Objective: Transcribe all of the material exactly.

Data records

"""

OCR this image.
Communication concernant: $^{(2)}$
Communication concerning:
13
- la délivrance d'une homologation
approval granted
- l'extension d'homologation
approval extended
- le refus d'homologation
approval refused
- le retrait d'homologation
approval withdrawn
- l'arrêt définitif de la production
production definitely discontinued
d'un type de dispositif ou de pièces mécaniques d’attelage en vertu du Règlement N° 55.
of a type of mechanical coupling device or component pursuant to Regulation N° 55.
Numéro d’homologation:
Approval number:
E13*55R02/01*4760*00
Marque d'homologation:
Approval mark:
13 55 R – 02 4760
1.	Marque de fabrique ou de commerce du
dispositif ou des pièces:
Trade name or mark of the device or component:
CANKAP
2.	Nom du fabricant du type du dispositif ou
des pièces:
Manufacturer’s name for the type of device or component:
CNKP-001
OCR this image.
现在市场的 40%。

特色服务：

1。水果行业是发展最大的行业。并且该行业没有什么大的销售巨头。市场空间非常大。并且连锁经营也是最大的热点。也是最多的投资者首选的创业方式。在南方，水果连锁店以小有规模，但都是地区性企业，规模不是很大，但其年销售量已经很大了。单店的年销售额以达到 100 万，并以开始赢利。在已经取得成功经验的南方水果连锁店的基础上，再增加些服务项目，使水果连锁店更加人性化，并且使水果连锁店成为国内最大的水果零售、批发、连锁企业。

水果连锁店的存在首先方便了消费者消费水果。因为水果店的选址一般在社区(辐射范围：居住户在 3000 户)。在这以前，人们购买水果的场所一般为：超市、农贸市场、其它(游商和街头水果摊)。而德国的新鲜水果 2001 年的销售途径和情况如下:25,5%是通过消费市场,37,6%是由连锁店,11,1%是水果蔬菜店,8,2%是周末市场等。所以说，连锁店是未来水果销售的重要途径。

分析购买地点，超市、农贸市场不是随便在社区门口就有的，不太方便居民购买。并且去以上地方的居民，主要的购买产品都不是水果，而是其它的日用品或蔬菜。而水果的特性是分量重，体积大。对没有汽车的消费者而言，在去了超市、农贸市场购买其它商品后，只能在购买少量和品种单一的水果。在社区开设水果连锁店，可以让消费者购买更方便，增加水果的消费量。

"""

Output of the task:
OCR this image.
Communication concernant: $^{(2)}$
Communication concerning:
13
- la délivrance d'une homologation
approval granted
- l'extension d'homologation
approval extended
- le refus d'homologation
approval refused
- le retrait d'homologation
approval withdrawn
- l'arrêt définitif de la production
production definitely discontinued
d'un type de dispositif ou de pièces mécaniques d’attelage en vertu du Règlement N° 55.
of a type of mechanical coupling device or component pursuant to Regulation N° 55.
Numéro d’homologation:
Approval number:
E13*55R02/01*4760*00
Marque d'homologation:
Approval mark:
13 55 R – 02 4760
1.	Marque de fabrique ou de commerce du
dispositif ou des pièces:
Trade name or mark of the device or component:
CANKAP
2.	Nom du fabricant du type du dispositif ou
des pièces:
Manufacturer’s name for the type of device or component:
CNKP-001
OCR this image.
现在市场的 40%。

特色服务：

1。水果行业是发展最大的行业。并且该行业没有什么大的销售巨头。市场空间非常大。并且连锁经营也是最大的热点。也是最多的投资者首选的创业方式。在南方，水果连锁店以小有规模，但都是地区性企业，规模不是很大，但其年销售量已经很大了。单店的年销售额以达到 100 万，并以开始赢利。在已经取得成功经验的南方水果连锁店的基础上，再增加些服务项目，使水果连锁店更加人性化，并且使水果连锁店成为国内最大的水果零售、批发、连锁企业。

水果连锁店的存在首先方便了消费者消费水果。因为水果店的选址一般在社区(辐射范围：居住户在 3000 户)。在这以前，人们购买水果的场所一般为：超市、农贸市场、其它(游商和街头水果摊)。而德国的新鲜水果 2001 年的销售途径和情况如下:25,5%是通过消费市场,37,6%是由连锁店,11,1%是水果蔬菜店,8,2%是周末市场等。所以说，连锁店是未来水果销售的重要途径。

分析购买地点，超市、农贸市场不是随便在社区门口就有的，不太方便居民购买。并且去以上地方的居民，主要的购买产品都不是水果，而是其它的日用品或蔬菜。而水果的特性是分量重，体积大。对没有汽车的消费者而言，在去了超市、农贸市场购买其它商品后，只能在购买少量和品种单一的水果。在社区开设水果连锁店，可以让消费者购买更方便，增加水果的消费量。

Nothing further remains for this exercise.